:: Work to do ::
Leave the pictures out and transcribe every record exactly.
■ ■ ■
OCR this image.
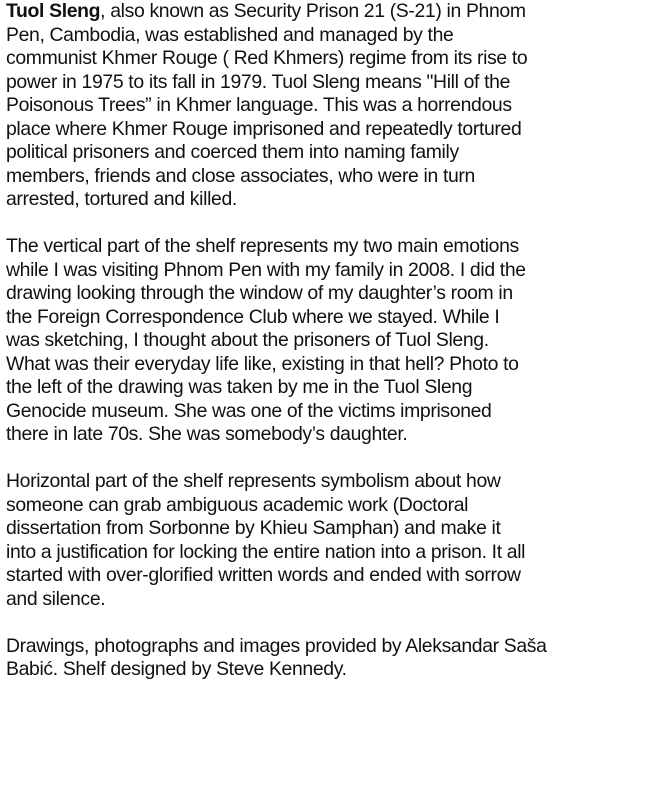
Tuol Sleng, also known as Security Prison 21 (S-21) in Phnom
Pen, Cambodia, was established and managed by the
communist Khmer Rouge ( Red Khmers) regime from its rise to
power in 1975 to its fall in 1979. Tuol Sleng means "Hill of the
Poisonous Trees” in Khmer language. This was a horrendous
place where Khmer Rouge imprisoned and repeatedly tortured
political prisoners and coerced them into naming family
members, friends and close associates, who were in turn
arrested, tortured and killed.

The vertical part of the shelf represents my two main emotions
while I was visiting Phnom Pen with my family in 2008. I did the
drawing looking through the window of my daughter’s room in
the Foreign Correspondence Club where we stayed. While I
was sketching, I thought about the prisoners of Tuol Sleng.
What was their everyday life like, existing in that hell? Photo to
the left of the drawing was taken by me in the Tuol Sleng
Genocide museum. She was one of the victims imprisoned
there in late 70s. She was somebody’s daughter.

Horizontal part of the shelf represents symbolism about how
someone can grab ambiguous academic work (Doctoral
dissertation from Sorbonne by Khieu Samphan) and make it
into a justification for locking the entire nation into a prison. It all
started with over-glorified written words and ended with sorrow
and silence.

Drawings, photographs and images provided by Aleksandar Saša
Babić. Shelf designed by Steve Kennedy.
■ ■ ■
:: Answer to this task ::
OCR this image.
Tuol Sleng, also known as Security Prison 21 (S-21) in Phnom
Pen, Cambodia, was established and managed by the
communist Khmer Rouge ( Red Khmers) regime from its rise to
power in 1975 to its fall in 1979. Tuol Sleng means "Hill of the
Poisonous Trees” in Khmer language. This was a horrendous
place where Khmer Rouge imprisoned and repeatedly tortured
political prisoners and coerced them into naming family
members, friends and close associates, who were in turn
arrested, tortured and killed.

The vertical part of the shelf represents my two main emotions
while I was visiting Phnom Pen with my family in 2008. I did the
drawing looking through the window of my daughter’s room in
the Foreign Correspondence Club where we stayed. While I
was sketching, I thought about the prisoners of Tuol Sleng.
What was their everyday life like, existing in that hell? Photo to
the left of the drawing was taken by me in the Tuol Sleng
Genocide museum. She was one of the victims imprisoned
there in late 70s. She was somebody’s daughter.

Horizontal part of the shelf represents symbolism about how
someone can grab ambiguous academic work (Doctoral
dissertation from Sorbonne by Khieu Samphan) and make it
into a justification for locking the entire nation into a prison. It all
started with over-glorified written words and ended with sorrow
and silence.

Drawings, photographs and images provided by Aleksandar Saša
Babić. Shelf designed by Steve Kennedy.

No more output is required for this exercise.